### O que se pede
Transcreva, sem qualquer alteração, a passagem do trecho sobre as eleições de 1998 no Rio de Janeiro que vai de "Por Vagner Gome" a "no primeiro turno.", ambos incluídos.

**** Trecho da fonte

Democratizar
À memória de
Andrea Camilleri, um comunista que escreveu romances policiais sem reproduzir
preconceitos.
Por Vagner Gome
de Souza
Nas eleições de 1998,
no estado do Rio de Janeiro, a unidade do campo progressista se fez vitoriosa
numa aliança protagonizada pelo PDT e o PT. A duras penas para alguns segmentos
mais à esquerda, a eleição da chapa Garotinho / Benedita da Silva impactava na
conjuntura nacional diante da segunda vitória tucana as eleições presidenciais
já no primeiro turno.
Derrotava-se um Governo
estadual que dialogava com uma direita autoritária no campo da segurança
pública. Eram tempos do Deputado Estadual Sivuca (eleito pela última vez em
1994) que não se intimidava em repetir: “Bandido bom é bandido morto.” e a
sombra da ditadura militar rondava as eleições com acenos para o General Newton
Cruz (que nas eleições de 1994 tinha ficado em terceiro lugar com 14% dos votos
no Estado). Essas forças reacionárias não tiveram um espaço protagonista pela
intervenção da política de frente que se fez com muitas concessões de todos os
setores envolvidos na campanha vitoriosa.

********
**** Material

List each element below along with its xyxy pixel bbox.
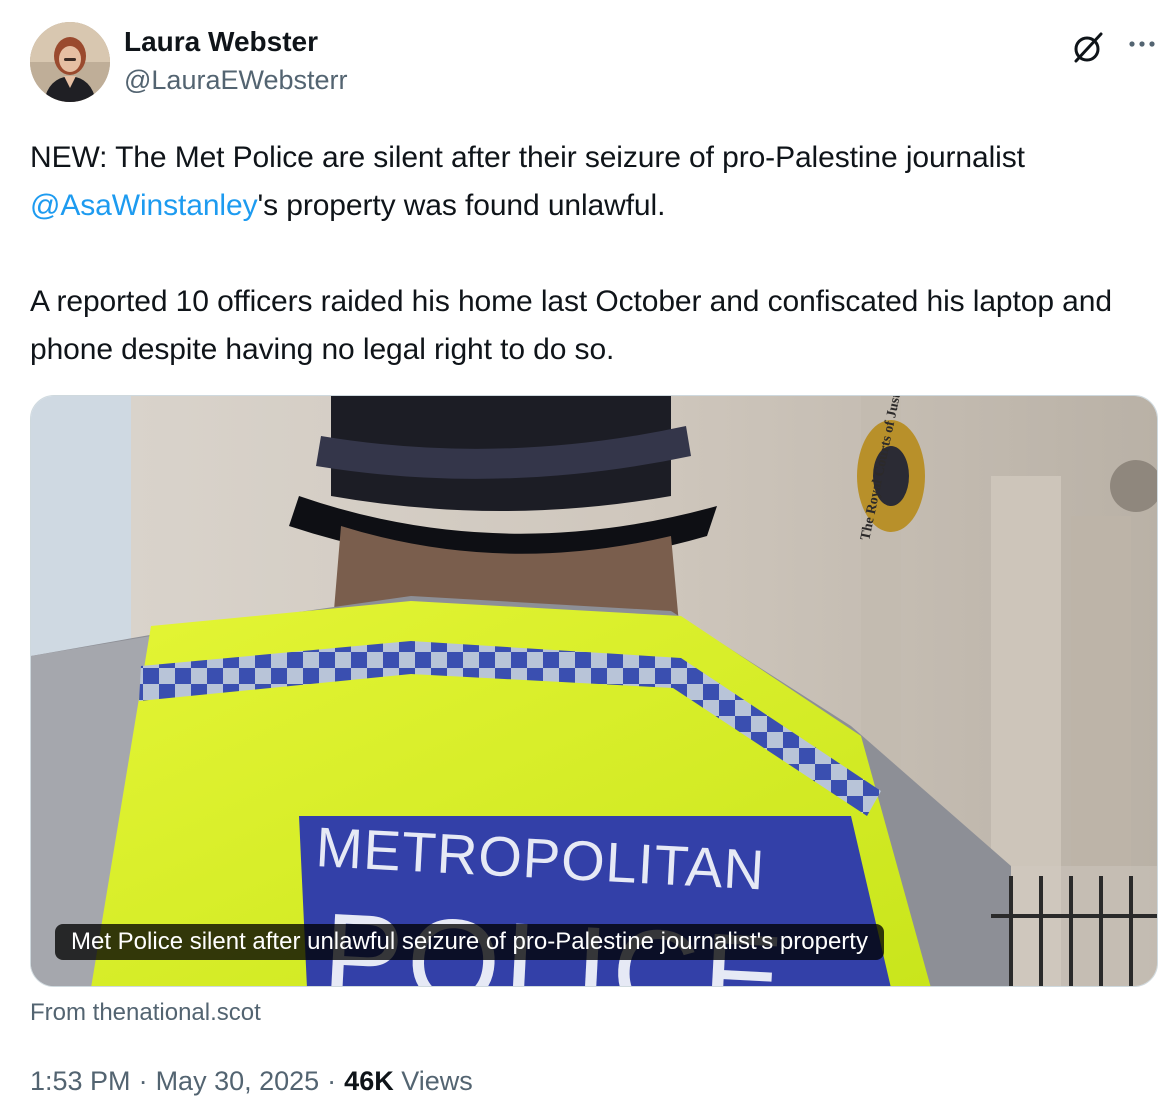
tweet-text-part: NEW: The Met Police are silent after the… — [30, 141, 1025, 174]
tweet: Laura Webster @LauraEWebsterr NEW: The M… — [0, 0, 1176, 1116]
tweet-text-part: 's property was found unlawful. — [257, 189, 666, 222]
grok-icon[interactable] — [1068, 28, 1108, 68]
author-handle[interactable]: @LauraEWebsterr — [124, 64, 348, 96]
views-label[interactable]: Views — [401, 1066, 473, 1096]
card-caption: Met Police silent after unlawful seizure… — [55, 924, 884, 960]
tweet-meta: 1:53 PM · May 30, 2025 · 46K Views — [30, 1063, 473, 1099]
tweet-paragraph-1: NEW: The Met Police are silent after the… — [30, 134, 1154, 230]
tweet-text: NEW: The Met Police are silent after the… — [30, 134, 1154, 374]
mention-link[interactable]: @AsaWinstanley — [30, 189, 258, 222]
avatar-image — [30, 22, 110, 102]
author-name[interactable]: Laura Webster — [124, 26, 318, 58]
card-source[interactable]: From thenational.scot — [30, 997, 261, 1029]
separator: · — [138, 1066, 148, 1096]
tweet-time[interactable]: 1:53 PM — [30, 1066, 131, 1096]
link-card[interactable]: The Royal Courts of Justice METROPOLITAN… — [30, 395, 1158, 987]
card-image: The Royal Courts of Justice METROPOLITAN… — [31, 396, 1157, 986]
tweet-paragraph-2: A reported 10 officers raided his home l… — [30, 285, 1112, 366]
avatar[interactable] — [30, 22, 110, 102]
views-count[interactable]: 46K — [344, 1066, 394, 1096]
tweet-date[interactable]: May 30, 2025 — [156, 1066, 320, 1096]
separator: · — [327, 1066, 337, 1096]
more-icon[interactable] — [1124, 28, 1160, 64]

********

### Resolução da questão
Por Vagner Gome
de Souza
Nas eleições de 1998,
no estado do Rio de Janeiro, a unidade do campo progressista se fez vitoriosa
numa aliança protagonizada pelo PDT e o PT. A duras penas para alguns segmentos
mais à esquerda, a eleição da chapa Garotinho / Benedita da Silva impactava na
conjuntura nacional diante da segunda vitória tucana as eleições presidenciais
já no primeiro turno.